- _Raw data_:
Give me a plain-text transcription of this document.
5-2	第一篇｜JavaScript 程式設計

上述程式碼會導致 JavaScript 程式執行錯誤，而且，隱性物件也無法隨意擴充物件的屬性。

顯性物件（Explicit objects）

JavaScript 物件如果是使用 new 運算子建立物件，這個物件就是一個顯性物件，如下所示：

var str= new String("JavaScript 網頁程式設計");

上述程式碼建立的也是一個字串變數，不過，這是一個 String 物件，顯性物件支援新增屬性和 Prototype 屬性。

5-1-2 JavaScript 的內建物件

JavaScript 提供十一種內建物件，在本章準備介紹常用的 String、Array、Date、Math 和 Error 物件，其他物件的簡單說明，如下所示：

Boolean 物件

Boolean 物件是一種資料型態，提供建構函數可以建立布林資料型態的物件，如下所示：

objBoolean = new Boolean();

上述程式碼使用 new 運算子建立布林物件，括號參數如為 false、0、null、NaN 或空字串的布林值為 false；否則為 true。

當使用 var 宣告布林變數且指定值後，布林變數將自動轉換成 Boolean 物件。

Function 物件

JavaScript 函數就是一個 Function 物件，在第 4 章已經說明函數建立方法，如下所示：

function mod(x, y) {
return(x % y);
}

...

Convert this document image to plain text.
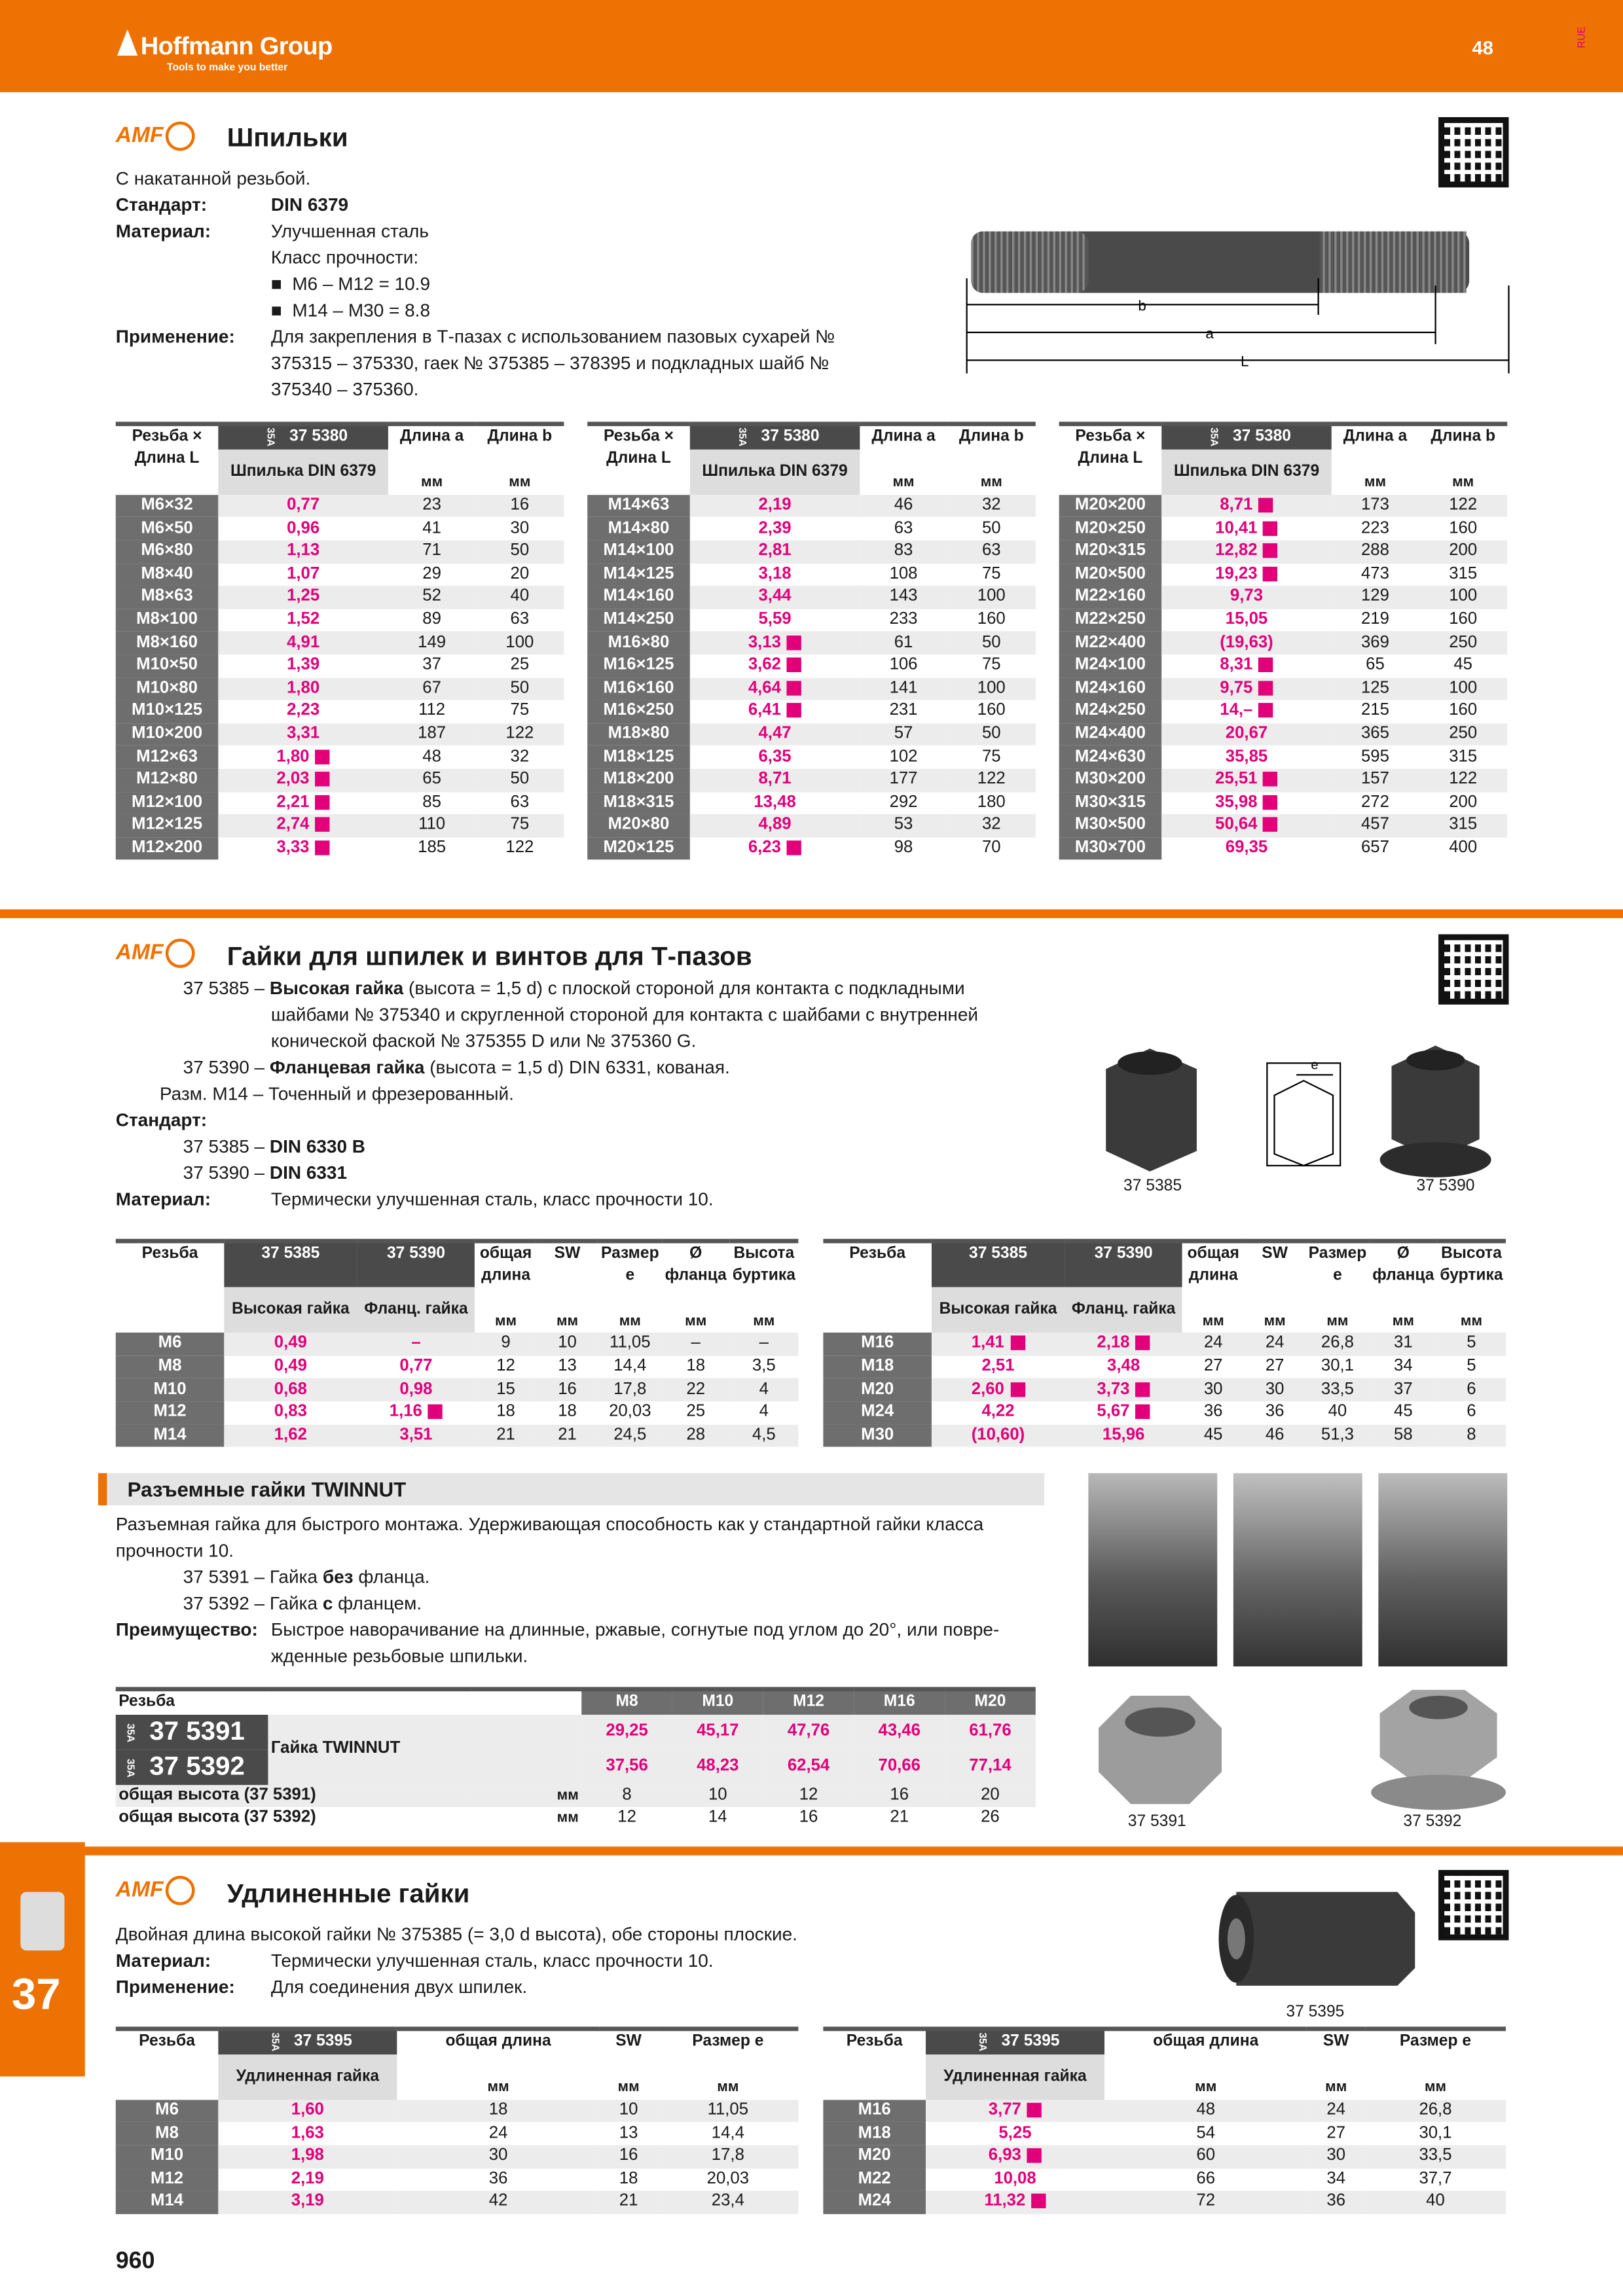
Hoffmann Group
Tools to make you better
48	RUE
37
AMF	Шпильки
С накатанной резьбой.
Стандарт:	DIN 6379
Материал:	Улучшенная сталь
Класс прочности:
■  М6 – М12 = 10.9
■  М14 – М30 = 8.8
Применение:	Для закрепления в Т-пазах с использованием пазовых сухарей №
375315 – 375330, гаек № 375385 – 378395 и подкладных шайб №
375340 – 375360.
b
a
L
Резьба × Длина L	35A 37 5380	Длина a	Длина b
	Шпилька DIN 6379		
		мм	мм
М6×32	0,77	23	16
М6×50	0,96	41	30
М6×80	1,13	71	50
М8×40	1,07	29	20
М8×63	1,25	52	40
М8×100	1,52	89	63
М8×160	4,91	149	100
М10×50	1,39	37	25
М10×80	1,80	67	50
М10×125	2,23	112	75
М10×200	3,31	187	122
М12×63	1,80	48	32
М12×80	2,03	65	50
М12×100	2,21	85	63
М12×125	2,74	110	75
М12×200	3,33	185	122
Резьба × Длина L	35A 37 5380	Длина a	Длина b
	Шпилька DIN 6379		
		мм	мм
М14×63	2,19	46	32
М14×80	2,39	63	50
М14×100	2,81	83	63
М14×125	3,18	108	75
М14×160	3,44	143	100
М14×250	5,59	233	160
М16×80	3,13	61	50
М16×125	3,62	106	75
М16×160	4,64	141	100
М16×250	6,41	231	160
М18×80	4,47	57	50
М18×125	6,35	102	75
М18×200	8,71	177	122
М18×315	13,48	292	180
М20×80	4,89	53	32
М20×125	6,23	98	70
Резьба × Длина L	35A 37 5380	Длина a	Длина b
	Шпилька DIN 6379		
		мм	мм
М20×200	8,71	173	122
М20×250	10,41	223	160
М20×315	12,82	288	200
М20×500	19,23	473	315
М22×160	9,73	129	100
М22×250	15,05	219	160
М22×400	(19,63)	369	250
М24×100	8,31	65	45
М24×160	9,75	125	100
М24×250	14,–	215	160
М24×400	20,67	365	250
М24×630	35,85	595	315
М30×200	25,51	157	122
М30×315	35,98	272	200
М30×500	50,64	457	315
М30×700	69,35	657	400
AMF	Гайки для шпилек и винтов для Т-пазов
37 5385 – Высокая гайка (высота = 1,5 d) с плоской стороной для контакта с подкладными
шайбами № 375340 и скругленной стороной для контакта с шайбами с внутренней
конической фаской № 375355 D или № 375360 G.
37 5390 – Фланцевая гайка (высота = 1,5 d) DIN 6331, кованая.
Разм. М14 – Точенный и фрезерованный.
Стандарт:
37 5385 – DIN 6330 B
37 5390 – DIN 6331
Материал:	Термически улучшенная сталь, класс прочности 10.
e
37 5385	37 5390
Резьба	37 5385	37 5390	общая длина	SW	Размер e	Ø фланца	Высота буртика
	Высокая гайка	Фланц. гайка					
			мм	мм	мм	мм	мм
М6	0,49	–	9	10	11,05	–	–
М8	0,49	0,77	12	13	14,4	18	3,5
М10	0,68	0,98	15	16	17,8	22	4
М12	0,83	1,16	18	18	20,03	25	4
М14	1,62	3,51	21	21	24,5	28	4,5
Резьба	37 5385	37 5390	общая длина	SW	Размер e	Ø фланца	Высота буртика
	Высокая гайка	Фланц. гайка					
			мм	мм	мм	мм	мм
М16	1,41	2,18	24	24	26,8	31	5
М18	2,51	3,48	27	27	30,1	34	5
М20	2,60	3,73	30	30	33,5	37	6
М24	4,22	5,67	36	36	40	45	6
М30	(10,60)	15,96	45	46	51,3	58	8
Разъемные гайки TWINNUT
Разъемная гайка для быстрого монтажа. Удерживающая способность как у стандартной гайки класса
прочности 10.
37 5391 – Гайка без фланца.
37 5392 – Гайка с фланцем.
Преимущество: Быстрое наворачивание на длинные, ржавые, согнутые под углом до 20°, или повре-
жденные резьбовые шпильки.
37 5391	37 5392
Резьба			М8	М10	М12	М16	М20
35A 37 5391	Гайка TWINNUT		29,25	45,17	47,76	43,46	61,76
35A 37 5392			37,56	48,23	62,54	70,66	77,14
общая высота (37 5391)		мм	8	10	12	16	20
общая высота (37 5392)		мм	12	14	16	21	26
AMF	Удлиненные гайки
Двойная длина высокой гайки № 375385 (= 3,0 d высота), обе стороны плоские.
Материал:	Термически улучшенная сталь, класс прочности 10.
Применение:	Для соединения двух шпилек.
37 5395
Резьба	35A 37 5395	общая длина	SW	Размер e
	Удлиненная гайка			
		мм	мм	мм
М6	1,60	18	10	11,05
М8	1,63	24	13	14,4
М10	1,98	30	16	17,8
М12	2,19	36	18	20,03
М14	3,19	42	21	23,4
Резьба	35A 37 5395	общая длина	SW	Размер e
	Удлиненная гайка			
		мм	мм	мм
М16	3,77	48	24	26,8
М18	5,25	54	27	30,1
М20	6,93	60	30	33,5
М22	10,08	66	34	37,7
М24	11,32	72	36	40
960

- _Task to carry out_:
What is the number of lines in the data above that include the word "стороной"? Answer with that number only.

- _Written answer_:
2